((

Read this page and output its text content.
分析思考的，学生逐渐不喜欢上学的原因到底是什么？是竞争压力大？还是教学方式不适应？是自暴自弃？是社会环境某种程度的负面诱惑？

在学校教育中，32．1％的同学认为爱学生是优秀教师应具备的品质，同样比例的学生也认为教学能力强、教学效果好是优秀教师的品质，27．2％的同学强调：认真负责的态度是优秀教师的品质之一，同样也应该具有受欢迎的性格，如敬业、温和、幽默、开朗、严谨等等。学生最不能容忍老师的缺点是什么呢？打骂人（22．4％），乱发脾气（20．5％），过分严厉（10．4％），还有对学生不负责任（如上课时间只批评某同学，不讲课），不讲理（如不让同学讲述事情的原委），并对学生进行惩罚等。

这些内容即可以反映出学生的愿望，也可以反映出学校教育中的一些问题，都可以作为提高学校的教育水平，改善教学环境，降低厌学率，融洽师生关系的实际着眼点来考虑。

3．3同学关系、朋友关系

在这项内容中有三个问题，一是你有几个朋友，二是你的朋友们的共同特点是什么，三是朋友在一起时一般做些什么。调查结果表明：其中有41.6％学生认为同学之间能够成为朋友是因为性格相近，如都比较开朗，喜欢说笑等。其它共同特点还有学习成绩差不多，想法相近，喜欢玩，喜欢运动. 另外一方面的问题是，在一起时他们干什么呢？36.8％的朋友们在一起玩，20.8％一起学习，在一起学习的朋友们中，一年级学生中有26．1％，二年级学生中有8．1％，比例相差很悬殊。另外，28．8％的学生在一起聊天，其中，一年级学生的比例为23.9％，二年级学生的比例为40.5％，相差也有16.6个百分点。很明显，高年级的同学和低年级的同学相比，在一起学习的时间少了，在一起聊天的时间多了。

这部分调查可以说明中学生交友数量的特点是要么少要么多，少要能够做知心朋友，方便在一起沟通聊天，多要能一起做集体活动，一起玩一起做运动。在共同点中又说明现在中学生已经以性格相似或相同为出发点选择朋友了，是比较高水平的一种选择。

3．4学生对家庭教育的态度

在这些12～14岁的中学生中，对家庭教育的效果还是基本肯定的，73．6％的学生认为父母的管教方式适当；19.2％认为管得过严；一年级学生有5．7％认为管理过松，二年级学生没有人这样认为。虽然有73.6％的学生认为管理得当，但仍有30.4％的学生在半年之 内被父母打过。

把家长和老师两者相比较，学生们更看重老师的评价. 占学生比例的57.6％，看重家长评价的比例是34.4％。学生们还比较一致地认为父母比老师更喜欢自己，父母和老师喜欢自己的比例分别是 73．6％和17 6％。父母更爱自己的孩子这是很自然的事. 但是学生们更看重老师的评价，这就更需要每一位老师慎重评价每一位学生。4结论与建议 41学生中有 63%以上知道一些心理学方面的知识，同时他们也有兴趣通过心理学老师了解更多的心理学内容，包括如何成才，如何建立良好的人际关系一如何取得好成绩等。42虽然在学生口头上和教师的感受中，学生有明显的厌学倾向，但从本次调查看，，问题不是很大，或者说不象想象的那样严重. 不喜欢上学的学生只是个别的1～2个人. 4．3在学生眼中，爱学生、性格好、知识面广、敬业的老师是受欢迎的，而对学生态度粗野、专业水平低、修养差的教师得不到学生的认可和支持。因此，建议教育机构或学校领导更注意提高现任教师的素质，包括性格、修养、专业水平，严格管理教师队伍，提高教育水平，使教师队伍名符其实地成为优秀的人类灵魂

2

))

(Given task):
Write out the full listing exactly as given.

(Final result):
Read this page and output its text content.
分析思考的，学生逐渐不喜欢上学的原因到底是什么？是竞争压力大？还是教学方式不适应？是自暴自弃？是社会环境某种程度的负面诱惑？

在学校教育中，32．1％的同学认为爱学生是优秀教师应具备的品质，同样比例的学生也认为教学能力强、教学效果好是优秀教师的品质，27．2％的同学强调：认真负责的态度是优秀教师的品质之一，同样也应该具有受欢迎的性格，如敬业、温和、幽默、开朗、严谨等等。学生最不能容忍老师的缺点是什么呢？打骂人（22．4％），乱发脾气（20．5％），过分严厉（10．4％），还有对学生不负责任（如上课时间只批评某同学，不讲课），不讲理（如不让同学讲述事情的原委），并对学生进行惩罚等。

这些内容即可以反映出学生的愿望，也可以反映出学校教育中的一些问题，都可以作为提高学校的教育水平，改善教学环境，降低厌学率，融洽师生关系的实际着眼点来考虑。

3．3同学关系、朋友关系

在这项内容中有三个问题，一是你有几个朋友，二是你的朋友们的共同特点是什么，三是朋友在一起时一般做些什么。调查结果表明：其中有41.6％学生认为同学之间能够成为朋友是因为性格相近，如都比较开朗，喜欢说笑等。其它共同特点还有学习成绩差不多，想法相近，喜欢玩，喜欢运动. 另外一方面的问题是，在一起时他们干什么呢？36.8％的朋友们在一起玩，20.8％一起学习，在一起学习的朋友们中，一年级学生中有26．1％，二年级学生中有8．1％，比例相差很悬殊。另外，28．8％的学生在一起聊天，其中，一年级学生的比例为23.9％，二年级学生的比例为40.5％，相差也有16.6个百分点。很明显，高年级的同学和低年级的同学相比，在一起学习的时间少了，在一起聊天的时间多了。

这部分调查可以说明中学生交友数量的特点是要么少要么多，少要能够做知心朋友，方便在一起沟通聊天，多要能一起做集体活动，一起玩一起做运动。在共同点中又说明现在中学生已经以性格相似或相同为出发点选择朋友了，是比较高水平的一种选择。

3．4学生对家庭教育的态度

在这些12～14岁的中学生中，对家庭教育的效果还是基本肯定的，73．6％的学生认为父母的管教方式适当；19.2％认为管得过严；一年级学生有5．7％认为管理过松，二年级学生没有人这样认为。虽然有73.6％的学生认为管理得当，但仍有30.4％的学生在半年之 内被父母打过。

把家长和老师两者相比较，学生们更看重老师的评价. 占学生比例的57.6％，看重家长评价的比例是34.4％。学生们还比较一致地认为父母比老师更喜欢自己，父母和老师喜欢自己的比例分别是 73．6％和17 6％。父母更爱自己的孩子这是很自然的事. 但是学生们更看重老师的评价，这就更需要每一位老师慎重评价每一位学生。4结论与建议 41学生中有 63%以上知道一些心理学方面的知识，同时他们也有兴趣通过心理学老师了解更多的心理学内容，包括如何成才，如何建立良好的人际关系一如何取得好成绩等。42虽然在学生口头上和教师的感受中，学生有明显的厌学倾向，但从本次调查看，，问题不是很大，或者说不象想象的那样严重. 不喜欢上学的学生只是个别的1～2个人. 4．3在学生眼中，爱学生、性格好、知识面广、敬业的老师是受欢迎的，而对学生态度粗野、专业水平低、修养差的教师得不到学生的认可和支持。因此，建议教育机构或学校领导更注意提高现任教师的素质，包括性格、修养、专业水平，严格管理教师队伍，提高教育水平，使教师队伍名符其实地成为优秀的人类灵魂

2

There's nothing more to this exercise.